[WHAT NEEDS TO BE DONE]: For each line that holds "this", copy the line out.

[DATA ROWS]:

★ ★ ★ ★

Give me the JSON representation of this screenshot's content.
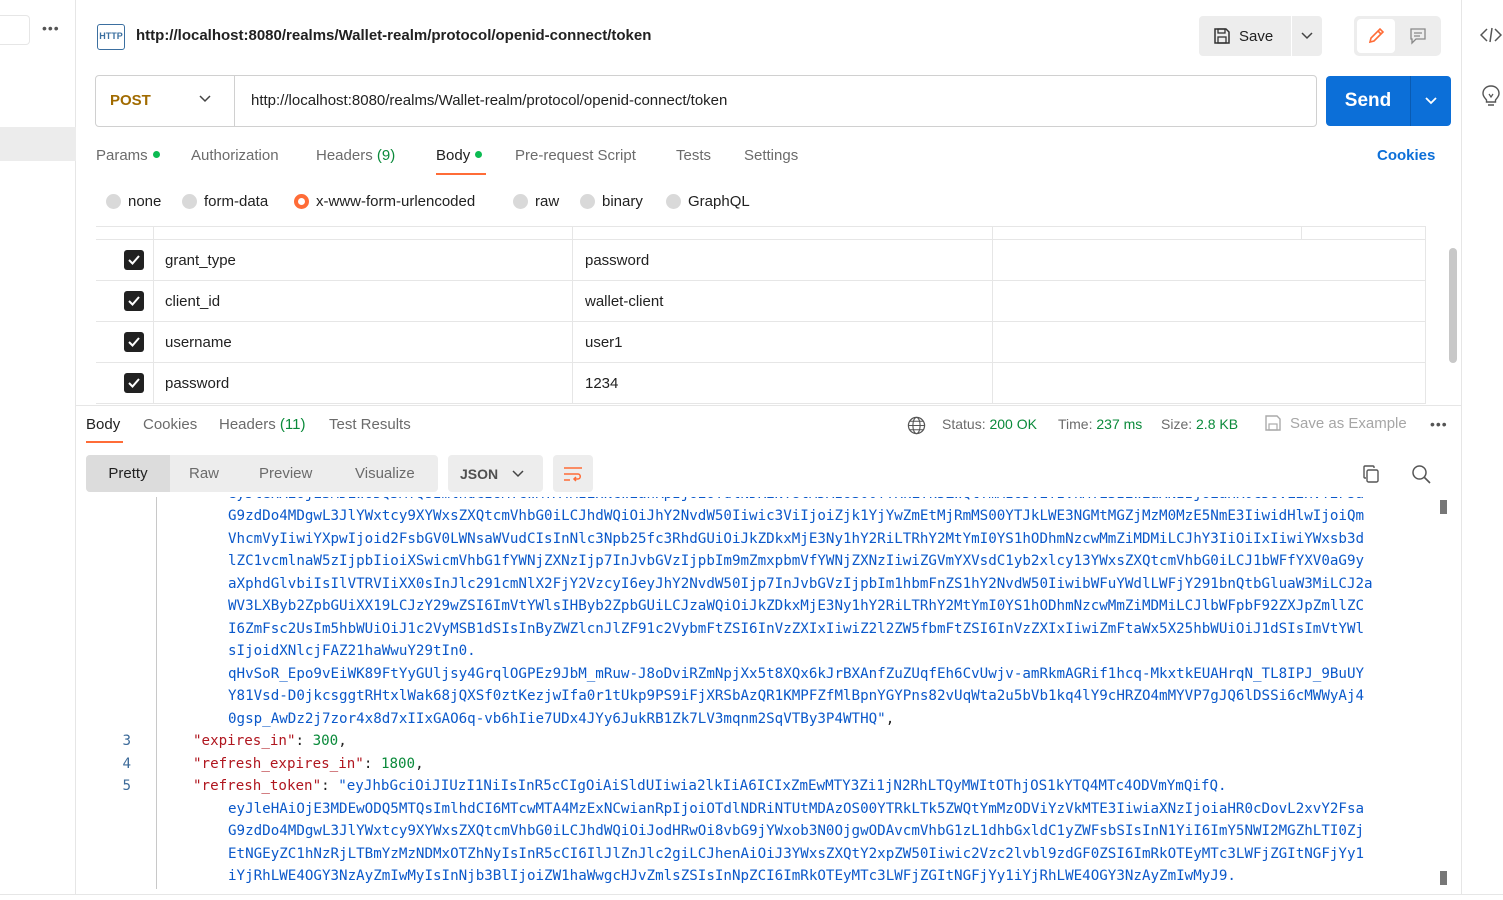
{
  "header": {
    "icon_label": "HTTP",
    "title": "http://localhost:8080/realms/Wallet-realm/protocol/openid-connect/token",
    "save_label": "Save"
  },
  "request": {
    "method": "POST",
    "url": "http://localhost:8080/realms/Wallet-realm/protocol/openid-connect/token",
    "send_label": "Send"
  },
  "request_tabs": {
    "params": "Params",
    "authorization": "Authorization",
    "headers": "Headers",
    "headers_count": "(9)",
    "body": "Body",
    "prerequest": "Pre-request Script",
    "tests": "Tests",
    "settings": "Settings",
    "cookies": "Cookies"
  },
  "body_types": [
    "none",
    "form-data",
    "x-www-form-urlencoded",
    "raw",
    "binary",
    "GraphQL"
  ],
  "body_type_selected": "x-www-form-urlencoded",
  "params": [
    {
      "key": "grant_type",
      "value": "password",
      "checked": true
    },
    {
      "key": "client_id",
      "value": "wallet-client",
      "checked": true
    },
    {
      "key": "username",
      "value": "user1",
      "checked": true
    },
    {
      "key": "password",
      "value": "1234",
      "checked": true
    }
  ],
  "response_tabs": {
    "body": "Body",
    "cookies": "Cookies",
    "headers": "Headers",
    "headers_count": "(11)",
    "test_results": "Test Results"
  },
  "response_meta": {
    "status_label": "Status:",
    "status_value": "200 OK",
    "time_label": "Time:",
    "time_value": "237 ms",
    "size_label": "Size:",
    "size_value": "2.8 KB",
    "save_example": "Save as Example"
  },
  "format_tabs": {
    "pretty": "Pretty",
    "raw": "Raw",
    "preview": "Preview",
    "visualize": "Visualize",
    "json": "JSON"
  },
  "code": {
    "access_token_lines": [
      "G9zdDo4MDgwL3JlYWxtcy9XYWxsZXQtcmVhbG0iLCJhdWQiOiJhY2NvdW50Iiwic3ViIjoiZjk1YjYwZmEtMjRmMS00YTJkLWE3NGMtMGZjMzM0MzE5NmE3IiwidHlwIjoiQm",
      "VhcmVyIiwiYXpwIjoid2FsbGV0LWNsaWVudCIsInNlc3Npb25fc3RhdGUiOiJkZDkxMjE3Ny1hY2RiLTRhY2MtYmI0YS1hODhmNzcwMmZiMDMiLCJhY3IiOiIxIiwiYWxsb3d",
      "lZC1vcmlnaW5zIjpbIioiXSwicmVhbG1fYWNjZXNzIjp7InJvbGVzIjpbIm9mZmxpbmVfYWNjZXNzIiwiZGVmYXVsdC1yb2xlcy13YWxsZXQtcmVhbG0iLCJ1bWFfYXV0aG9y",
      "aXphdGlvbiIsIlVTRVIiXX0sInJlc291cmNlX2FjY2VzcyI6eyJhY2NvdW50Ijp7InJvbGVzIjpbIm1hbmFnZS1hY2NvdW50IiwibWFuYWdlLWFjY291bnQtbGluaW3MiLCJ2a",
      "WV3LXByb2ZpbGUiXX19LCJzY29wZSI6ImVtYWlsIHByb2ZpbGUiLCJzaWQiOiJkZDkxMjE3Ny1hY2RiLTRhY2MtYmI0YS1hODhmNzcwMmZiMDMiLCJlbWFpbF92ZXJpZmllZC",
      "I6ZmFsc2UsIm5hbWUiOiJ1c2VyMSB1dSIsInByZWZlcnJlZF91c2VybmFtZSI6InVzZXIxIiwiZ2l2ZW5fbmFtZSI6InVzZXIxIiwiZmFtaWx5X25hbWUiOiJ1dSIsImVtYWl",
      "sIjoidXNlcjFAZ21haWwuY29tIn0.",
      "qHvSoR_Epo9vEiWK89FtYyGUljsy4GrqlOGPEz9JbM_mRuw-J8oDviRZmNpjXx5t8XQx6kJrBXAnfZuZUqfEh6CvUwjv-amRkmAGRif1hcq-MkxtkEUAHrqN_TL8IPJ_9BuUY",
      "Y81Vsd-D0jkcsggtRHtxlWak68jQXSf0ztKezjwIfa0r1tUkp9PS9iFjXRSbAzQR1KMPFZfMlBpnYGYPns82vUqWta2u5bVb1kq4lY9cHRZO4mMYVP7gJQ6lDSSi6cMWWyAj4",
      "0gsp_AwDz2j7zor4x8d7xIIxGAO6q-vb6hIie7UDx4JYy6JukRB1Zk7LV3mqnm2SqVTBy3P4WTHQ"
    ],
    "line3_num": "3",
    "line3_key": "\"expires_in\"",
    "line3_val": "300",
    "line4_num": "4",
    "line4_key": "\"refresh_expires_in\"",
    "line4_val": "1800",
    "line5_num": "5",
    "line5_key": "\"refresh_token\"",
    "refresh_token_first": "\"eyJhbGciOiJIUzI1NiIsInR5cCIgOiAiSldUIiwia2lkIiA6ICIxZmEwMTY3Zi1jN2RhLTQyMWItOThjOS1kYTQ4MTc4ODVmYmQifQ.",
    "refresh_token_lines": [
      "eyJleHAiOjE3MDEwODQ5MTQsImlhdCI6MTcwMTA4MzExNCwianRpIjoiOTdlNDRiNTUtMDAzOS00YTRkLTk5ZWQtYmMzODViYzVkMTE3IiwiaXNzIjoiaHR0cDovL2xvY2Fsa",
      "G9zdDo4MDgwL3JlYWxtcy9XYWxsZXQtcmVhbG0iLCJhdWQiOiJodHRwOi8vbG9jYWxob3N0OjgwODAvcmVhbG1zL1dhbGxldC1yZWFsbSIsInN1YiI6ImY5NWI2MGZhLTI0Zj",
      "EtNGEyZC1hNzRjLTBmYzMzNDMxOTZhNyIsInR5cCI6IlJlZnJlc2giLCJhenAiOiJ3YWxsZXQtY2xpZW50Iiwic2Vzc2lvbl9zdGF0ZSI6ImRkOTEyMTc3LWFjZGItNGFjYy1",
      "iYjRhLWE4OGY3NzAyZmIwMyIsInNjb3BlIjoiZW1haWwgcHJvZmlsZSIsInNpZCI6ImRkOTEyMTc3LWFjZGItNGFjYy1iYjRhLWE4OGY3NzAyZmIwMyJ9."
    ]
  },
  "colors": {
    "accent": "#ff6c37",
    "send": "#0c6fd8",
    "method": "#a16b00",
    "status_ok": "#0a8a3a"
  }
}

★ ★ ★ ★

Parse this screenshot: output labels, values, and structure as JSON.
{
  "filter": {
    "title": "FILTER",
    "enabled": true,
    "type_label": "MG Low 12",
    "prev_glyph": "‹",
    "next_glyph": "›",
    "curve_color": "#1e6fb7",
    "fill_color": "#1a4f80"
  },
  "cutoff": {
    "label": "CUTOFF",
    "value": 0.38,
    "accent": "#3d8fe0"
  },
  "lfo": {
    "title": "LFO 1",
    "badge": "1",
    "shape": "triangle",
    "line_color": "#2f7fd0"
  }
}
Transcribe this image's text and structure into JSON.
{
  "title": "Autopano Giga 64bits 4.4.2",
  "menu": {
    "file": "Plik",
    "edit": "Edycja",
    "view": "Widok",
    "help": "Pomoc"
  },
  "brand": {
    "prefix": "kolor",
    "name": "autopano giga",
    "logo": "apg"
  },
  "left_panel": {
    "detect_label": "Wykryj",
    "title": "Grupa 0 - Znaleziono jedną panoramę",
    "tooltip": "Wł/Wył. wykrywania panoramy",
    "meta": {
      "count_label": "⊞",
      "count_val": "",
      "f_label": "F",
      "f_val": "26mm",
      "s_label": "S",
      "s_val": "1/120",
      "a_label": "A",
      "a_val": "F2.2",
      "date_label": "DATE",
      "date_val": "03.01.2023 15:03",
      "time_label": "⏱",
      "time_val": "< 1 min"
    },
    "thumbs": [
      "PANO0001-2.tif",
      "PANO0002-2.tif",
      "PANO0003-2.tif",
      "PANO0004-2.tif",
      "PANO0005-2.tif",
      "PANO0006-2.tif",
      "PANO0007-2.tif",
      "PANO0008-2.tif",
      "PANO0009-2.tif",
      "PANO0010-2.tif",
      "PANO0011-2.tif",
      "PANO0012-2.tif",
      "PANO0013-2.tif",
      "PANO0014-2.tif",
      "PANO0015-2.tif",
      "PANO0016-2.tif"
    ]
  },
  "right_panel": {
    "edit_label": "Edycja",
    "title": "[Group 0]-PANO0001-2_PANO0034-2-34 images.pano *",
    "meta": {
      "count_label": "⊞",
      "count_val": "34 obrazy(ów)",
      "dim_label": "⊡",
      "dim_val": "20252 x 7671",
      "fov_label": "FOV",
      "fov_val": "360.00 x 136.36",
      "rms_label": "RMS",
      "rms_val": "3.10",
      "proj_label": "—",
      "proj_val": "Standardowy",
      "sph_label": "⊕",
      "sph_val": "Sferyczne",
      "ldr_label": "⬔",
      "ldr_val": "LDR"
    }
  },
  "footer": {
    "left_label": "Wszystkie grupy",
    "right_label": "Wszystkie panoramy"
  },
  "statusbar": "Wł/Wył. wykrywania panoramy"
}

★ ★ ★ ★

[IN RESPONSE]:
Give me the JSON representation of this screenshot's content.
Parse this screenshot: output labels, values, and structure as JSON.
Transcribe this image's text and structure into JSON.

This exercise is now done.